* _Prompt_: Restate the full set of records exactly, without adding or dropping a word.

Entries taken from a collection:
....................

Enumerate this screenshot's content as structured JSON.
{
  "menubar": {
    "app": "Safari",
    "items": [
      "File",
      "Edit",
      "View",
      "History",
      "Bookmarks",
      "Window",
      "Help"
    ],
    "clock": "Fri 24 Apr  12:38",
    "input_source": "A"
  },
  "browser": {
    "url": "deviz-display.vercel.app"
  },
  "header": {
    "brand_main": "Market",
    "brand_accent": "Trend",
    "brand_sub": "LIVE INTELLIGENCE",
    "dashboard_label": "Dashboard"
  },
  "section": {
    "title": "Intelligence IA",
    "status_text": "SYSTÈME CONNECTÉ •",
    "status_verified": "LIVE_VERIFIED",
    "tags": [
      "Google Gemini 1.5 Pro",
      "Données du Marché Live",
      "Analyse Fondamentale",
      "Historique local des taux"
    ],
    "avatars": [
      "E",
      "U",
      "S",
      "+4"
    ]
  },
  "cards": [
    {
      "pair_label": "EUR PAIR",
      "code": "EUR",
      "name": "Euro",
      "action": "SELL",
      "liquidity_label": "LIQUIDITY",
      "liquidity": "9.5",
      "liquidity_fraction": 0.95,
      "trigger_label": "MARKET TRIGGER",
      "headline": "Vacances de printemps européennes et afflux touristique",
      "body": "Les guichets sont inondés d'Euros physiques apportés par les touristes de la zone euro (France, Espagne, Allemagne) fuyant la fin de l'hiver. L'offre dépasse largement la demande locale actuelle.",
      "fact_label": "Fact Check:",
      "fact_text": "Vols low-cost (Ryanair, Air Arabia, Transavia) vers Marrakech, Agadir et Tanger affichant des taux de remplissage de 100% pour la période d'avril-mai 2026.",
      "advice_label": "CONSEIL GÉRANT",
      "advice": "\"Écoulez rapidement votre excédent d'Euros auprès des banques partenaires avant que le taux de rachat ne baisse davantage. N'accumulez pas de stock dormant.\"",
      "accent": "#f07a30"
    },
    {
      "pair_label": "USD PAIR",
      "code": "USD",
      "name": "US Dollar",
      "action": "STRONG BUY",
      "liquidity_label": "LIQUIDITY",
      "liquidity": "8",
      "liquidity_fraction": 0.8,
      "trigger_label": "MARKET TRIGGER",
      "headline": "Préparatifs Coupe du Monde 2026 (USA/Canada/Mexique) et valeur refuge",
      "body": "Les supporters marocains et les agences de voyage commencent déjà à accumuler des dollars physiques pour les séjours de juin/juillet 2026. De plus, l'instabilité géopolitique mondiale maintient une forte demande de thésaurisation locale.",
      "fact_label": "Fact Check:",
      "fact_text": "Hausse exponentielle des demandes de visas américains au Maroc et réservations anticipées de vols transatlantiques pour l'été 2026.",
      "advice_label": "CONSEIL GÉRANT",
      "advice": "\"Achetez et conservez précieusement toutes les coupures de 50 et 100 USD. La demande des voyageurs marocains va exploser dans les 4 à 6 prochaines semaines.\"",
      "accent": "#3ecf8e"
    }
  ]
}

....................

* _The completed task_:
Enumerate this screenshot's content as structured JSON.
{
  "menubar": {
    "app": "Safari",
    "items": [
      "File",
      "Edit",
      "View",
      "History",
      "Bookmarks",
      "Window",
      "Help"
    ],
    "clock": "Fri 24 Apr  12:38",
    "input_source": "A"
  },
  "browser": {
    "url": "deviz-display.vercel.app"
  },
  "header": {
    "brand_main": "Market",
    "brand_accent": "Trend",
    "brand_sub": "LIVE INTELLIGENCE",
    "dashboard_label": "Dashboard"
  },
  "section": {
    "title": "Intelligence IA",
    "status_text": "SYSTÈME CONNECTÉ •",
    "status_verified": "LIVE_VERIFIED",
    "tags": [
      "Google Gemini 1.5 Pro",
      "Données du Marché Live",
      "Analyse Fondamentale",
      "Historique local des taux"
    ],
    "avatars": [
      "E",
      "U",
      "S",
      "+4"
    ]
  },
  "cards": [
    {
      "pair_label": "EUR PAIR",
      "code": "EUR",
      "name": "Euro",
      "action": "SELL",
      "liquidity_label": "LIQUIDITY",
      "liquidity": "9.5",
      "liquidity_fraction": 0.95,
      "trigger_label": "MARKET TRIGGER",
      "headline": "Vacances de printemps européennes et afflux touristique",
      "body": "Les guichets sont inondés d'Euros physiques apportés par les touristes de la zone euro (France, Espagne, Allemagne) fuyant la fin de l'hiver. L'offre dépasse largement la demande locale actuelle.",
      "fact_label": "Fact Check:",
      "fact_text": "Vols low-cost (Ryanair, Air Arabia, Transavia) vers Marrakech, Agadir et Tanger affichant des taux de remplissage de 100% pour la période d'avril-mai 2026.",
      "advice_label": "CONSEIL GÉRANT",
      "advice": "\"Écoulez rapidement votre excédent d'Euros auprès des banques partenaires avant que le taux de rachat ne baisse davantage. N'accumulez pas de stock dormant.\"",
      "accent": "#f07a30"
    },
    {
      "pair_label": "USD PAIR",
      "code": "USD",
      "name": "US Dollar",
      "action": "STRONG BUY",
      "liquidity_label": "LIQUIDITY",
      "liquidity": "8",
      "liquidity_fraction": 0.8,
      "trigger_label": "MARKET TRIGGER",
      "headline": "Préparatifs Coupe du Monde 2026 (USA/Canada/Mexique) et valeur refuge",
      "body": "Les supporters marocains et les agences de voyage commencent déjà à accumuler des dollars physiques pour les séjours de juin/juillet 2026. De plus, l'instabilité géopolitique mondiale maintient une forte demande de thésaurisation locale.",
      "fact_label": "Fact Check:",
      "fact_text": "Hausse exponentielle des demandes de visas américains au Maroc et réservations anticipées de vols transatlantiques pour l'été 2026.",
      "advice_label": "CONSEIL GÉRANT",
      "advice": "\"Achetez et conservez précieusement toutes les coupures de 50 et 100 USD. La demande des voyageurs marocains va exploser dans les 4 à 6 prochaines semaines.\"",
      "accent": "#3ecf8e"
    }
  ]
}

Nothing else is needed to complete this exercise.